DATA TO PROCESS:
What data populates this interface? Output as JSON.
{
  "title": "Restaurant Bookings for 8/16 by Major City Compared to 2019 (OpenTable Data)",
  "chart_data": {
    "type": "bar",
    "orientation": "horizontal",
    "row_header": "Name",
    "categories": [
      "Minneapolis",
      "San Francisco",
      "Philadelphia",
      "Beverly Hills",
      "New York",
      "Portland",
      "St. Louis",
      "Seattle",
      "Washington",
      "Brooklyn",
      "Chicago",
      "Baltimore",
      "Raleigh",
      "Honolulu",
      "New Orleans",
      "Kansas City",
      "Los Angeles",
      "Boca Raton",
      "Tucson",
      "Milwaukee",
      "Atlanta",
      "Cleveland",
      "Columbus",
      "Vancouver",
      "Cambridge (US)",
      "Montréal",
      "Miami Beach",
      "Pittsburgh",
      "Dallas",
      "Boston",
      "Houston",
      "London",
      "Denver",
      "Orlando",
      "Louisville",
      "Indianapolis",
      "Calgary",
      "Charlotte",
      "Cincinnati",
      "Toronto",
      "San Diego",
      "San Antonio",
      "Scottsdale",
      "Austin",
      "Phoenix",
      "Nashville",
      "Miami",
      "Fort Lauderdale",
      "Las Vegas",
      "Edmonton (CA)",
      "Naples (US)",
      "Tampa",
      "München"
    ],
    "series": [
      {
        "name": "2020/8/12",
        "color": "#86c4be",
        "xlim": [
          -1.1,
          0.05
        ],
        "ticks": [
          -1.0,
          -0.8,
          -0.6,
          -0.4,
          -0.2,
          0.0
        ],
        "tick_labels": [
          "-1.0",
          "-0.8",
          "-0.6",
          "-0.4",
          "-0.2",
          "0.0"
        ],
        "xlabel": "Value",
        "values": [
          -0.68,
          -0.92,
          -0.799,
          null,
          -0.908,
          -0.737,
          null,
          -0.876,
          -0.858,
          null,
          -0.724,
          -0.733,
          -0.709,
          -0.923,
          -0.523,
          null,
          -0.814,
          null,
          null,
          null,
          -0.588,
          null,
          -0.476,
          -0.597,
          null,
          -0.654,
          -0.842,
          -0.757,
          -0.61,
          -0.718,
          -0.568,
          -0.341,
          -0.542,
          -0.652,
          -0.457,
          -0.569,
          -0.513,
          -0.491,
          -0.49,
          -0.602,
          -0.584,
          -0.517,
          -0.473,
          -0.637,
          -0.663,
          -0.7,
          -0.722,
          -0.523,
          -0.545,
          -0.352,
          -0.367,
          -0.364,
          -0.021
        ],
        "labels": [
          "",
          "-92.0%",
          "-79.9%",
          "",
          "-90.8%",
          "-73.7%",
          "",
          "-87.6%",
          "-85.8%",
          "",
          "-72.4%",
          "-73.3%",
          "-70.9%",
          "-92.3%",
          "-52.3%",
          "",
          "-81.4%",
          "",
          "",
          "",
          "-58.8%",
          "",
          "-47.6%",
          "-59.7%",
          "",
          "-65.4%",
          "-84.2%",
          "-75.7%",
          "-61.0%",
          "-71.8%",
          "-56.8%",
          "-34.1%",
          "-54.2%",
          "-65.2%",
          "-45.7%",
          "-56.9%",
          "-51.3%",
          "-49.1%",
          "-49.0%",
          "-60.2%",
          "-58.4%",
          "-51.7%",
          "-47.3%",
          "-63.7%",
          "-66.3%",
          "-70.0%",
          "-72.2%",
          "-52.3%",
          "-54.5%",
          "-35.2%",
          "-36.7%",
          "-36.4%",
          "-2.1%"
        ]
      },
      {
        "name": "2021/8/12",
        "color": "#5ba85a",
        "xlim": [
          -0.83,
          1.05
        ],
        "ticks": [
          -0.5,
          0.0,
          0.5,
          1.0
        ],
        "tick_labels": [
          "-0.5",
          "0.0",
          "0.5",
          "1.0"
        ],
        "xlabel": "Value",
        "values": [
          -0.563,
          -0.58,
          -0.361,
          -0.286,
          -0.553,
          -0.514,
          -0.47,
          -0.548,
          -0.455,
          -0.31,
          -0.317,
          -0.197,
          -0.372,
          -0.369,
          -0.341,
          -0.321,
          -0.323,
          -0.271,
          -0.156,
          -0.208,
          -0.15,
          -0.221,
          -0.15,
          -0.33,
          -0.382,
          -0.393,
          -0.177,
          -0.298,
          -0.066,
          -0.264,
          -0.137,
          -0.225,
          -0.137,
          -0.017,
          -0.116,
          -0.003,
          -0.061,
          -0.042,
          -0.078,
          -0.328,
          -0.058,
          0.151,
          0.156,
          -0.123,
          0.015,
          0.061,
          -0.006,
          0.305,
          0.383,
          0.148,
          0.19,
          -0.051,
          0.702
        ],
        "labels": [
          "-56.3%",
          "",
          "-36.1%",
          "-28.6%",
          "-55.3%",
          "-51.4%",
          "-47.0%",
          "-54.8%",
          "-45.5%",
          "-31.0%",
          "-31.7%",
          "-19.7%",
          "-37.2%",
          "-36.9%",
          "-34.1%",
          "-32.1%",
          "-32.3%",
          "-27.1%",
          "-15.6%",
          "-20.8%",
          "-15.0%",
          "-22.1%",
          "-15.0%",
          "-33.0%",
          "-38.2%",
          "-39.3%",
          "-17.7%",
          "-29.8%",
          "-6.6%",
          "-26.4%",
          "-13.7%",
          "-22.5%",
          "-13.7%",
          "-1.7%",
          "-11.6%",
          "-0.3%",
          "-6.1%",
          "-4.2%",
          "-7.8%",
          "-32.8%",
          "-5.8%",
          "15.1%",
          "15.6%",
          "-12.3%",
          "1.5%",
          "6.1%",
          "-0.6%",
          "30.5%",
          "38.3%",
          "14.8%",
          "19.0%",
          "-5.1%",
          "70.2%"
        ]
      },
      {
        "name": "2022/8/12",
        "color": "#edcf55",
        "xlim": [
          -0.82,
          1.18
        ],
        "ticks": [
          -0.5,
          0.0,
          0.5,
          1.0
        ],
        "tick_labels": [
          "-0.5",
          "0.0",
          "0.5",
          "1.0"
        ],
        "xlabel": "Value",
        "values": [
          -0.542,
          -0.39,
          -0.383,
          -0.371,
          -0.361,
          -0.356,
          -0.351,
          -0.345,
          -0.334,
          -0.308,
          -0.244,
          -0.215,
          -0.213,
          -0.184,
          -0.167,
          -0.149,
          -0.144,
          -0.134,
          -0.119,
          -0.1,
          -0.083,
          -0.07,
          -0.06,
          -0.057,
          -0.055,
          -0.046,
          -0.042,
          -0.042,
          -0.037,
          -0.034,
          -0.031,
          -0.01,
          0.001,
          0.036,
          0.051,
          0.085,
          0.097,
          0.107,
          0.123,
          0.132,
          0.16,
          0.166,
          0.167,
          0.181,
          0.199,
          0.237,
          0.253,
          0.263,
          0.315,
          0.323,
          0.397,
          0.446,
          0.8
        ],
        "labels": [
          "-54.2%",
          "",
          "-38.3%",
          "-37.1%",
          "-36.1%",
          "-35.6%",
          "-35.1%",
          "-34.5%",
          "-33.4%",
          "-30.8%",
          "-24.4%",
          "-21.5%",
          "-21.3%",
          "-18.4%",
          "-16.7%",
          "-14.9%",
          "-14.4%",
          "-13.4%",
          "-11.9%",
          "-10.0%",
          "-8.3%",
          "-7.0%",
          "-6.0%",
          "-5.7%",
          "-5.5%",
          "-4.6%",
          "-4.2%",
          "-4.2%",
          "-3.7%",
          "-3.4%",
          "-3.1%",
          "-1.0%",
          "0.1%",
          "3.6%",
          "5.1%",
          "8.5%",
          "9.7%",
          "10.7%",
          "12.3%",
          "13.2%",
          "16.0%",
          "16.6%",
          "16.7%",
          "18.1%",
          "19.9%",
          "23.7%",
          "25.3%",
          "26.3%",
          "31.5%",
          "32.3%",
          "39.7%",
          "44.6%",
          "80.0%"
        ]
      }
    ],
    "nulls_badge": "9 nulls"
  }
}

WHAT IS ASKED:
Using the records above, select and copy every line that has the word "City".

TASK SOLUTION:
  "title": "Restaurant Bookings for 8/16 by Major City Compared to 2019 (OpenTable Data)",
      "Kansas City",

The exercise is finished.